=== WHAT IS EXPECTED ===
Extract all lines containing "зачетного".

=== Saved entries ===
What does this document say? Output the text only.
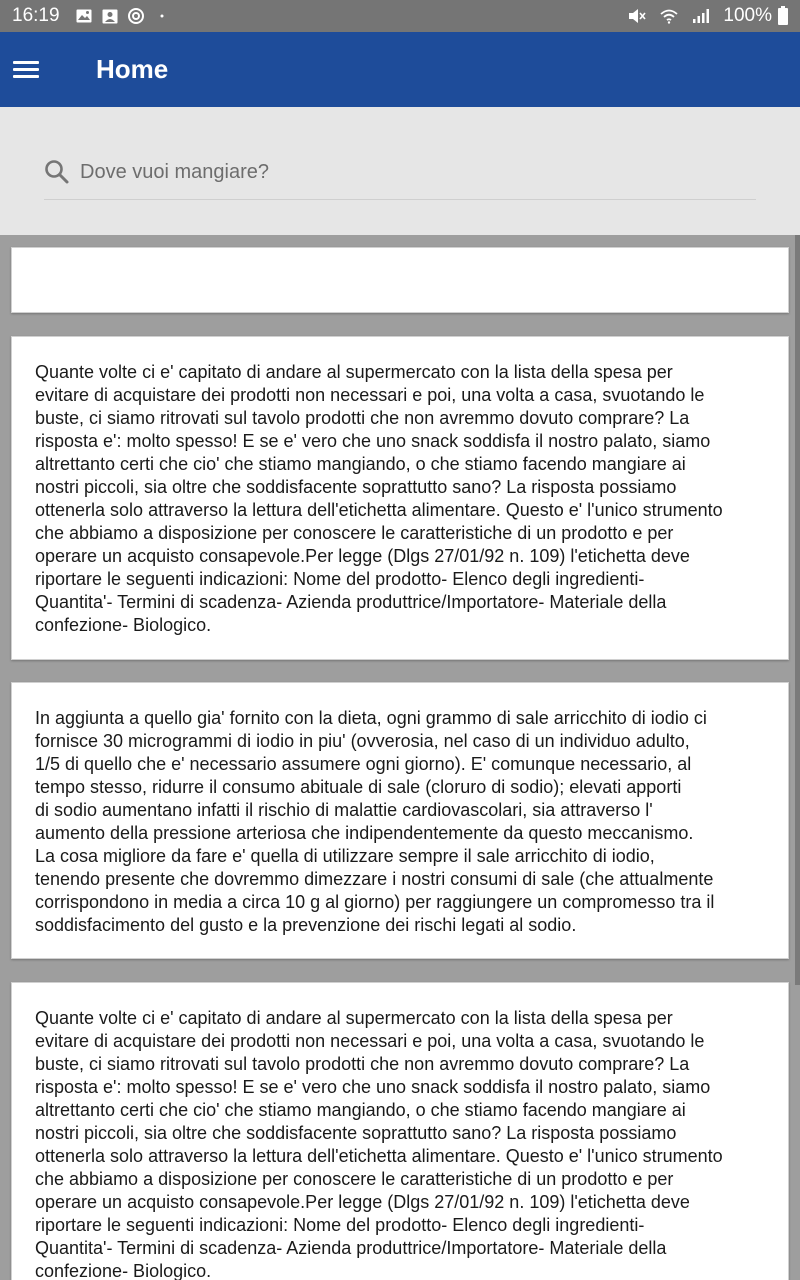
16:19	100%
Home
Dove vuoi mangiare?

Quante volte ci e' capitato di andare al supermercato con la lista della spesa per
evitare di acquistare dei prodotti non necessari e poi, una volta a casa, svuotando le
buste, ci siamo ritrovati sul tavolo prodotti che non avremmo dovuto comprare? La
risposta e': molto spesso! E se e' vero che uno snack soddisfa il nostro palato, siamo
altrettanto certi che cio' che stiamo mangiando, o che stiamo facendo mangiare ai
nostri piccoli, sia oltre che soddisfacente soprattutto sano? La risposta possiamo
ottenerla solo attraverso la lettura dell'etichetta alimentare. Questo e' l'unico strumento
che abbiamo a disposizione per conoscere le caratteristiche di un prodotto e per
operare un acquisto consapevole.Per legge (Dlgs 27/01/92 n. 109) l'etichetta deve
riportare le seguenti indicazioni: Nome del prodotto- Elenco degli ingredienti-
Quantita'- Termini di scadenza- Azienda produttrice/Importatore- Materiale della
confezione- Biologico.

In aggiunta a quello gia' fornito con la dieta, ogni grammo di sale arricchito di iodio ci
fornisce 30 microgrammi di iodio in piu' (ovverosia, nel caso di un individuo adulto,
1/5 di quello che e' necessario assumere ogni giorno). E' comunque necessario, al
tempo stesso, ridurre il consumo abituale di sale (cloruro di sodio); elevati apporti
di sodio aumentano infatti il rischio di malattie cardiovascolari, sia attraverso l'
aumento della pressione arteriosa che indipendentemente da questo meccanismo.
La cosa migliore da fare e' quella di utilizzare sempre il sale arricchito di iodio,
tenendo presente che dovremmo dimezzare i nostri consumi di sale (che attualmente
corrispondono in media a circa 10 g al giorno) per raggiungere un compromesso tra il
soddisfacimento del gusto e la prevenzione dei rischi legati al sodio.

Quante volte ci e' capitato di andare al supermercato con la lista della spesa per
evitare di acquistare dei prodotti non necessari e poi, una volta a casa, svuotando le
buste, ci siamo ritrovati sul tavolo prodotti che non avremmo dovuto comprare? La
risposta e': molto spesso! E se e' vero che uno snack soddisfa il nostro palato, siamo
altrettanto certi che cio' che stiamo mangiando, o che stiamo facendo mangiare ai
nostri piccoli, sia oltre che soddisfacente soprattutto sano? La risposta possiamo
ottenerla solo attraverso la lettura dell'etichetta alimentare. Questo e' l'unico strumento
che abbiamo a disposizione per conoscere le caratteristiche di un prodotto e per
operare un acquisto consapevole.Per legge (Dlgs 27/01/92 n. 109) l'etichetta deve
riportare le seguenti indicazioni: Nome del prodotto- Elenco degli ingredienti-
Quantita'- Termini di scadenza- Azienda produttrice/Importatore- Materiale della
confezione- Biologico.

--

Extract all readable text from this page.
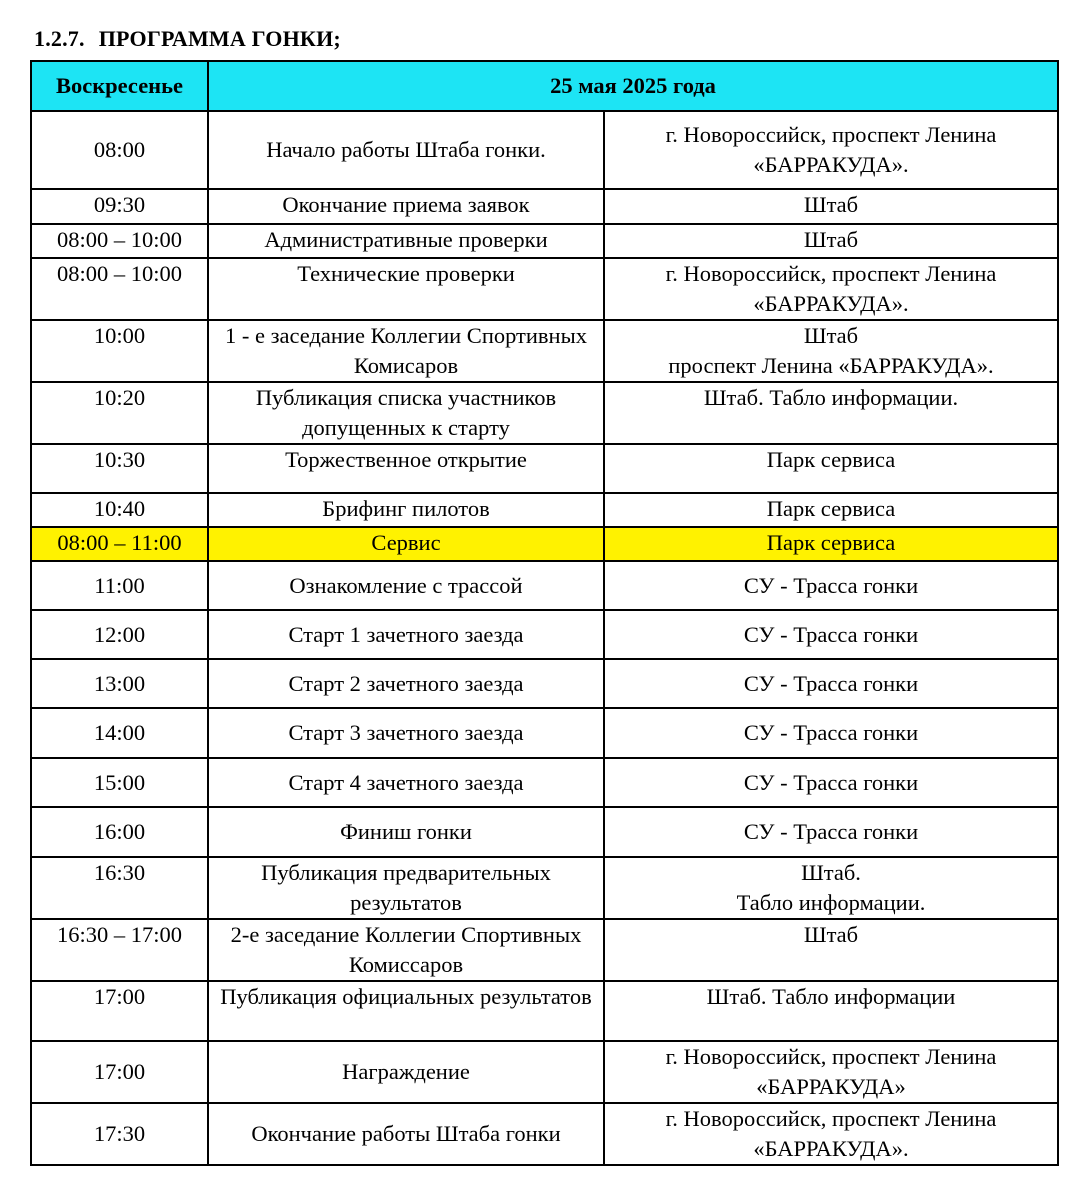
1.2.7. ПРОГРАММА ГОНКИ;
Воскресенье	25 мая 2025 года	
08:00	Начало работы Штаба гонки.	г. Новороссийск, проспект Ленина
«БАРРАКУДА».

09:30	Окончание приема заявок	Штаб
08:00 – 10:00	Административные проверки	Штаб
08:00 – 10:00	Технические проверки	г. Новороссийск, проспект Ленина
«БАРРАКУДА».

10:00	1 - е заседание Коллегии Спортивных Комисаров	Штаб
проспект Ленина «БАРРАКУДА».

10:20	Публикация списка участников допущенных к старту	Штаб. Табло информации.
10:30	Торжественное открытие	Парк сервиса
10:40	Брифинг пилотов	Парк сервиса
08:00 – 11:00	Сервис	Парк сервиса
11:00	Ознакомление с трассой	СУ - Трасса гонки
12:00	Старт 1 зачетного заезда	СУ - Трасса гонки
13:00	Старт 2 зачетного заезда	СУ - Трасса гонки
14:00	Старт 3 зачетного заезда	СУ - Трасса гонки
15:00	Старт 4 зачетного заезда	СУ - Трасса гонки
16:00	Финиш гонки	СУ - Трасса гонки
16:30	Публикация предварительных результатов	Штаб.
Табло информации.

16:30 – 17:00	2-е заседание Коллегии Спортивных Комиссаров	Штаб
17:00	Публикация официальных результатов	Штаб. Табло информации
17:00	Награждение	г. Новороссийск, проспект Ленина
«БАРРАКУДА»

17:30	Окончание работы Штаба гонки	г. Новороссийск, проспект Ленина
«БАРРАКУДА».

=== RESPONSE TO THIS EXERCISE ===
12:00	Старт 1 зачетного заезда	СУ - Трасса гонки
13:00	Старт 2 зачетного заезда	СУ - Трасса гонки
14:00	Старт 3 зачетного заезда	СУ - Трасса гонки
15:00	Старт 4 зачетного заезда	СУ - Трасса гонки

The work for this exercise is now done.